**Provided information**
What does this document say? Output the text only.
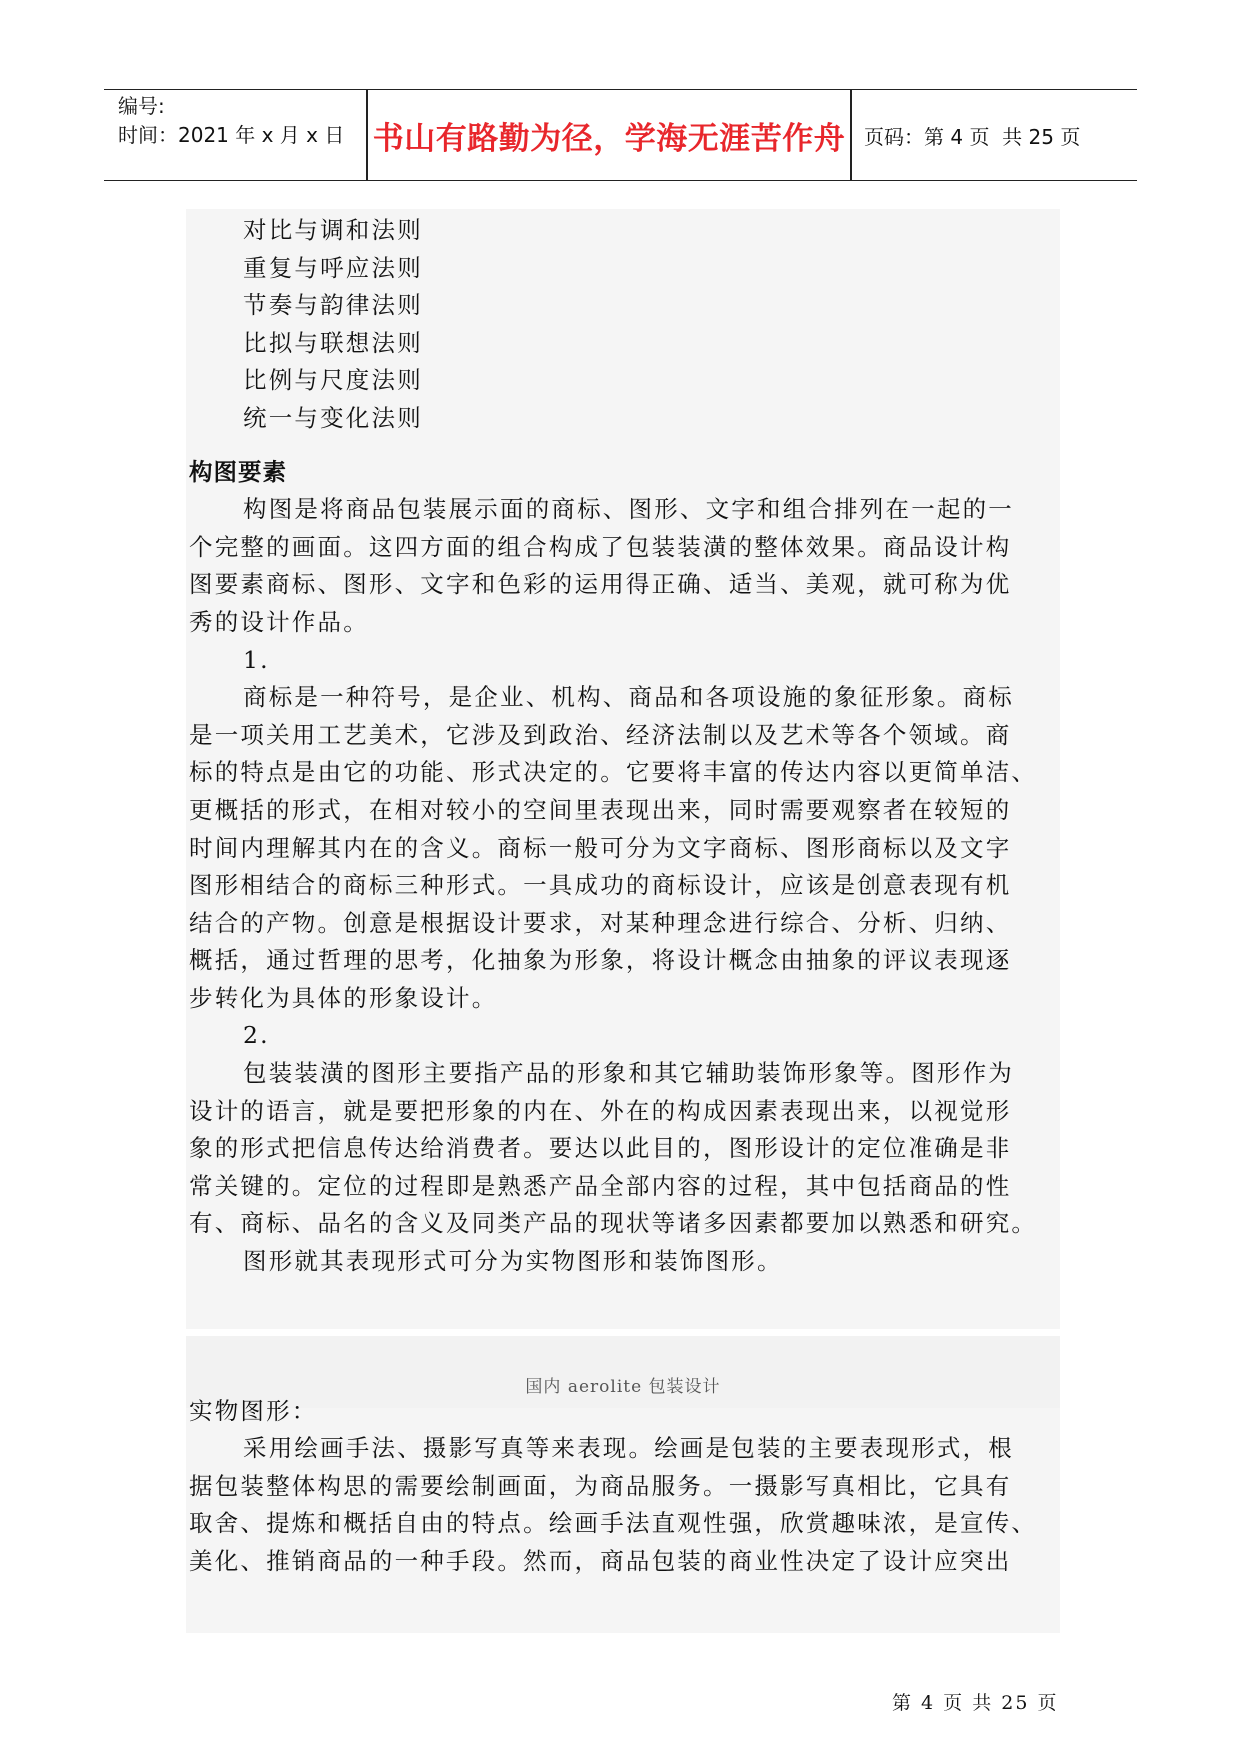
编号:
时间：2021 年 x 月 x 日 书山有路勤为径，学海无涯苦作舟 页码：第 4 页  共 25 页
对比与调和法则
重复与呼应法则
节奏与韵律法则
比拟与联想法则
比例与尺度法则
统一与变化法则
构图要素
构图是将商品包装展示面的商标、图形、文字和组合排列在一起的一
个完整的画面。这四方面的组合构成了包装装潢的整体效果。商品设计构
图要素商标、图形、文字和色彩的运用得正确、适当、美观，就可称为优
秀的设计作品。
1.
商标是一种符号，是企业、机构、商品和各项设施的象征形象。商标
是一项关用工艺美术，它涉及到政治、经济法制以及艺术等各个领域。商
标的特点是由它的功能、形式决定的。它要将丰富的传达内容以更简单洁、
更概括的形式，在相对较小的空间里表现出来，同时需要观察者在较短的
时间内理解其内在的含义。商标一般可分为文字商标、图形商标以及文字
图形相结合的商标三种形式。一具成功的商标设计，应该是创意表现有机
结合的产物。创意是根据设计要求，对某种理念进行综合、分析、归纳、
概括，通过哲理的思考，化抽象为形象，将设计概念由抽象的评议表现逐
步转化为具体的形象设计。
2.
包装装潢的图形主要指产品的形象和其它辅助装饰形象等。图形作为
设计的语言，就是要把形象的内在、外在的构成因素表现出来，以视觉形
象的形式把信息传达给消费者。要达以此目的，图形设计的定位准确是非
常关键的。定位的过程即是熟悉产品全部内容的过程，其中包括商品的性
有、商标、品名的含义及同类产品的现状等诸多因素都要加以熟悉和研究。
图形就其表现形式可分为实物图形和装饰图形。
实物图形：
采用绘画手法、摄影写真等来表现。绘画是包装的主要表现形式，根
据包装整体构思的需要绘制画面，为商品服务。一摄影写真相比，它具有
取舍、提炼和概括自由的特点。绘画手法直观性强，欣赏趣味浓，是宣传、
美化、推销商品的一种手段。然而，商品包装的商业性决定了设计应突出
国内 aerolite 包装设计
第 4 页 共 25 页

**Short problem**
Without the pictures, write out the whole listing above exactly as it appears.

**Solution for this task**
What does this document say? Output the text only.
编号:
时间：2021 年 x 月 x 日 书山有路勤为径，学海无涯苦作舟 页码：第 4 页  共 25 页
对比与调和法则
重复与呼应法则
节奏与韵律法则
比拟与联想法则
比例与尺度法则
统一与变化法则
构图要素
构图是将商品包装展示面的商标、图形、文字和组合排列在一起的一
个完整的画面。这四方面的组合构成了包装装潢的整体效果。商品设计构
图要素商标、图形、文字和色彩的运用得正确、适当、美观，就可称为优
秀的设计作品。
1.
商标是一种符号，是企业、机构、商品和各项设施的象征形象。商标
是一项关用工艺美术，它涉及到政治、经济法制以及艺术等各个领域。商
标的特点是由它的功能、形式决定的。它要将丰富的传达内容以更简单洁、
更概括的形式，在相对较小的空间里表现出来，同时需要观察者在较短的
时间内理解其内在的含义。商标一般可分为文字商标、图形商标以及文字
图形相结合的商标三种形式。一具成功的商标设计，应该是创意表现有机
结合的产物。创意是根据设计要求，对某种理念进行综合、分析、归纳、
概括，通过哲理的思考，化抽象为形象，将设计概念由抽象的评议表现逐
步转化为具体的形象设计。
2.
包装装潢的图形主要指产品的形象和其它辅助装饰形象等。图形作为
设计的语言，就是要把形象的内在、外在的构成因素表现出来，以视觉形
象的形式把信息传达给消费者。要达以此目的，图形设计的定位准确是非
常关键的。定位的过程即是熟悉产品全部内容的过程，其中包括商品的性
有、商标、品名的含义及同类产品的现状等诸多因素都要加以熟悉和研究。
图形就其表现形式可分为实物图形和装饰图形。
实物图形：
采用绘画手法、摄影写真等来表现。绘画是包装的主要表现形式，根
据包装整体构思的需要绘制画面，为商品服务。一摄影写真相比，它具有
取舍、提炼和概括自由的特点。绘画手法直观性强，欣赏趣味浓，是宣传、
美化、推销商品的一种手段。然而，商品包装的商业性决定了设计应突出
国内 aerolite 包装设计
第 4 页 共 25 页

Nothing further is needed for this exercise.